# Stated exercise
"JSON" appears in how many lines of the entries? State only the number.

# Provided material
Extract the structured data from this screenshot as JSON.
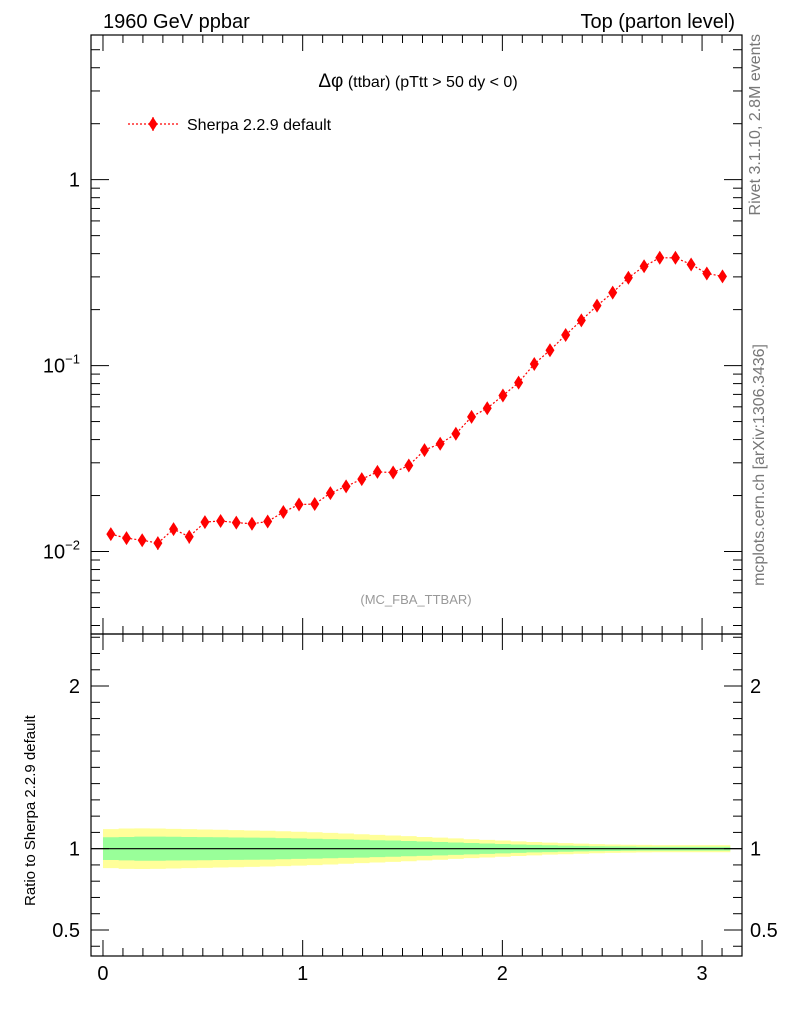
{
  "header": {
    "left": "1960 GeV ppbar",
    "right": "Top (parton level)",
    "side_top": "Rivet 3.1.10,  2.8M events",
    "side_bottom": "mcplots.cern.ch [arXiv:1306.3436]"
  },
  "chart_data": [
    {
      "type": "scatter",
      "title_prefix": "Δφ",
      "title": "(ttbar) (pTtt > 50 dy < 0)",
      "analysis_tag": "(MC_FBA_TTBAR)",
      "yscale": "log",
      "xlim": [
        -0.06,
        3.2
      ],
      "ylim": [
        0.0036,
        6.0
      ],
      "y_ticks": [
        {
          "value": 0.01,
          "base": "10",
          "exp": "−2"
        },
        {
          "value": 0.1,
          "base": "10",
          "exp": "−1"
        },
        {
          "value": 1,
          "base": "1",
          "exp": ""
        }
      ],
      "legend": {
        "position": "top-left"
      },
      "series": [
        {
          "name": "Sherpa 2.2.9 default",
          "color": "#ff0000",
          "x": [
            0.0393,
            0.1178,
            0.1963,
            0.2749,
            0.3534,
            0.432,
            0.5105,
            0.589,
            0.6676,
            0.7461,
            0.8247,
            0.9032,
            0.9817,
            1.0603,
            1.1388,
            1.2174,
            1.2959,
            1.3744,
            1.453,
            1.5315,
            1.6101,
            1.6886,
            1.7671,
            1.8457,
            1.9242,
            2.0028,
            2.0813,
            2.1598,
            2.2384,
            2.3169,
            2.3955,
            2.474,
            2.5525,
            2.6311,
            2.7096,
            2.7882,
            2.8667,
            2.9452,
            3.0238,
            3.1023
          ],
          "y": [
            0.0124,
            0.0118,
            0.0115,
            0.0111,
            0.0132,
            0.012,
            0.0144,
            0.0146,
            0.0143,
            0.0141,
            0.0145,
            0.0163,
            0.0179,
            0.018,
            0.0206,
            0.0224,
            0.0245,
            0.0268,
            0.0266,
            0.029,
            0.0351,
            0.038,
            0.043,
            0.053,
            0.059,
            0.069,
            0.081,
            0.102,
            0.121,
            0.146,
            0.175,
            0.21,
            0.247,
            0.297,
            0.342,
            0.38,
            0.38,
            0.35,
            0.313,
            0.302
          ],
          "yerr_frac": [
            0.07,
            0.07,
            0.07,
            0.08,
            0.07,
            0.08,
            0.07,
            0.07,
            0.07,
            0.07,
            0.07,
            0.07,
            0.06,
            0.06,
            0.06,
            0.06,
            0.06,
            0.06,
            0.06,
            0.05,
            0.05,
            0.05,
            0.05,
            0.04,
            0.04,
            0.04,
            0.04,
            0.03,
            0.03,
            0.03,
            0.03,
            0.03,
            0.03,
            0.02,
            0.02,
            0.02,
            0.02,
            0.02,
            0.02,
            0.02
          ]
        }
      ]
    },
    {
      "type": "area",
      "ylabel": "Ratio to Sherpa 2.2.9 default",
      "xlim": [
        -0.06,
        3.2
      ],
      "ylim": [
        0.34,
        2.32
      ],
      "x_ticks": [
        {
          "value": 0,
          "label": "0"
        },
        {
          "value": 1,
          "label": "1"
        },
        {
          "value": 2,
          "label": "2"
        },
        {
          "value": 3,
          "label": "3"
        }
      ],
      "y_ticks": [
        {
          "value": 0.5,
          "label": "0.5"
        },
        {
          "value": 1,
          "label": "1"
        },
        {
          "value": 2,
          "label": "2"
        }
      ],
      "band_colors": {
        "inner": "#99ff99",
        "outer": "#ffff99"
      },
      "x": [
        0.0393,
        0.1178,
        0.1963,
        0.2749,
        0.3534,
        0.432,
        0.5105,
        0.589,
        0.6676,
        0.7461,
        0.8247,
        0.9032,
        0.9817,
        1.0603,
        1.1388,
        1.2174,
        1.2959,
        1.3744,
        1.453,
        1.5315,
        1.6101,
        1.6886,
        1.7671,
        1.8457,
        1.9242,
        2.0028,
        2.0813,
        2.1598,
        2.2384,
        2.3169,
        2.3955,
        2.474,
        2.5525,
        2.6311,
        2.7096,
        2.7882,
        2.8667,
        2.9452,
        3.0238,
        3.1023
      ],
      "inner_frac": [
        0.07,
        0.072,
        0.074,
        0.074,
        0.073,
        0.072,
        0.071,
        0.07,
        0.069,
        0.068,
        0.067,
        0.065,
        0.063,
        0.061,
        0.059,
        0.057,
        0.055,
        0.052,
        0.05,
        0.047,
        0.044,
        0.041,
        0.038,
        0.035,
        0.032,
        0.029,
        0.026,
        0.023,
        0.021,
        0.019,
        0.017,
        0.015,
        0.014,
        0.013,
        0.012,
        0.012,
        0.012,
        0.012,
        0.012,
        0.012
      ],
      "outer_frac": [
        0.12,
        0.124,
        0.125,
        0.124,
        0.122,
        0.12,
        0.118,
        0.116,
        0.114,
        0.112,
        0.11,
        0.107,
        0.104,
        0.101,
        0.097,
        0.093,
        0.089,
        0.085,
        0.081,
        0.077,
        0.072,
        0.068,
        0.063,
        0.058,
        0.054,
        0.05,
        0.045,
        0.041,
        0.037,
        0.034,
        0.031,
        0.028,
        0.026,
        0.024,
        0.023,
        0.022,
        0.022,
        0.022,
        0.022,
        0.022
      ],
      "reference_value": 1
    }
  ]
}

==

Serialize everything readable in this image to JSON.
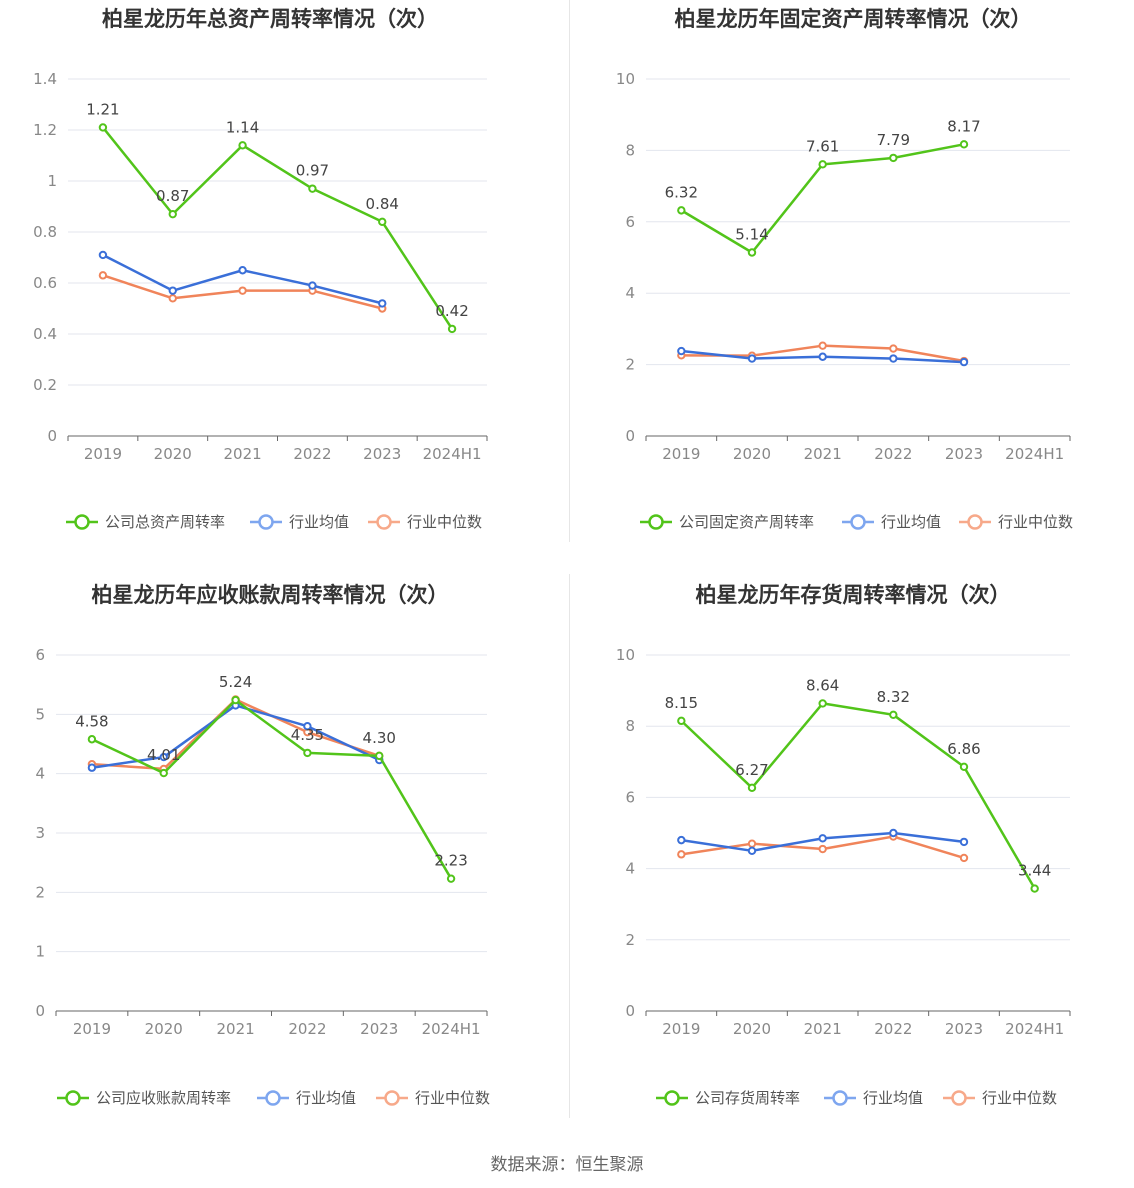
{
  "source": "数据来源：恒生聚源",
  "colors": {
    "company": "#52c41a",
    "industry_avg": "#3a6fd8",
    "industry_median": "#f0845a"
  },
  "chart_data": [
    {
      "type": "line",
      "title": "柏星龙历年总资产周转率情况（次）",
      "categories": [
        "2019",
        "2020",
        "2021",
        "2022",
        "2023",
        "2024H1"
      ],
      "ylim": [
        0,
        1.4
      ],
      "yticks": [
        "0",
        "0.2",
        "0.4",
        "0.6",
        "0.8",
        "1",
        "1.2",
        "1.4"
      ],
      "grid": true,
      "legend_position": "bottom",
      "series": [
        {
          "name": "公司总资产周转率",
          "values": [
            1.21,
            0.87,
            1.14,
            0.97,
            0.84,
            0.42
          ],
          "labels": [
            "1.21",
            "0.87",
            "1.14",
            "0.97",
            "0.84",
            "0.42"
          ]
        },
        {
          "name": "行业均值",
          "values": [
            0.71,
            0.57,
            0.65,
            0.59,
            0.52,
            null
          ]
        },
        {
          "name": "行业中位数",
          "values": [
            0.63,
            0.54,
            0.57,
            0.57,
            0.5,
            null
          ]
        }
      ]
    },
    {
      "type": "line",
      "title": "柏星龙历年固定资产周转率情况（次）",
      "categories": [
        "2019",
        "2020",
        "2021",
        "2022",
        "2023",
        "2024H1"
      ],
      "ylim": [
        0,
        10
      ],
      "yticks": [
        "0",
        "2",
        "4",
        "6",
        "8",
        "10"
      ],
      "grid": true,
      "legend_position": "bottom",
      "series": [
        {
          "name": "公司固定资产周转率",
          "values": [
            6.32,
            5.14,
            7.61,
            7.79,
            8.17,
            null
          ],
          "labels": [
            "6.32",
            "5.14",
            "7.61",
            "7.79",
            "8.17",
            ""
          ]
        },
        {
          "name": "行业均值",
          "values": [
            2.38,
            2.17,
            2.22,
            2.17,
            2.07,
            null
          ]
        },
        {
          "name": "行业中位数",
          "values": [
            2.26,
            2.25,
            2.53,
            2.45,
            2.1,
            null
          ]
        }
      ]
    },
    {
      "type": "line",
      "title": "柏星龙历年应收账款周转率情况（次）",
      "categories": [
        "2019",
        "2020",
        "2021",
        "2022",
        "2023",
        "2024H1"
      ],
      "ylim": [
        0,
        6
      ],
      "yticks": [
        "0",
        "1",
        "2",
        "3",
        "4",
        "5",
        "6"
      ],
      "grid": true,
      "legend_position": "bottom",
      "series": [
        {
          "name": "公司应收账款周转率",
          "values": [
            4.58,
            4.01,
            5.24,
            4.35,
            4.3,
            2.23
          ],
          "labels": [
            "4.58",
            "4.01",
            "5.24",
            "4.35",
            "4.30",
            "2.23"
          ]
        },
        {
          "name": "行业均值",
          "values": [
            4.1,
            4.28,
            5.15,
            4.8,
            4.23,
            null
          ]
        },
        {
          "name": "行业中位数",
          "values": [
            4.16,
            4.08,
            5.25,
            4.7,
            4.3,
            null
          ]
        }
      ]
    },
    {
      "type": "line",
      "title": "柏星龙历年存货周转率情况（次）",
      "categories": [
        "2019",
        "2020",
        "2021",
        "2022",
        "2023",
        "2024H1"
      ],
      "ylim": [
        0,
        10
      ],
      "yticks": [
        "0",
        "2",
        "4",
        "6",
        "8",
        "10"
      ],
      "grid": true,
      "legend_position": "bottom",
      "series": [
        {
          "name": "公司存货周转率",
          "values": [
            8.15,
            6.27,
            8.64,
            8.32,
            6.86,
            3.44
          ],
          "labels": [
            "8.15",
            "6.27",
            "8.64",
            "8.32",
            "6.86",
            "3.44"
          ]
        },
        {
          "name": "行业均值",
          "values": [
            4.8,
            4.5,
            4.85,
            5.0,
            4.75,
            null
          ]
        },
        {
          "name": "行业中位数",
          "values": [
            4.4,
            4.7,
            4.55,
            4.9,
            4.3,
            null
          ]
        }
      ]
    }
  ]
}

# Result of this exercise
2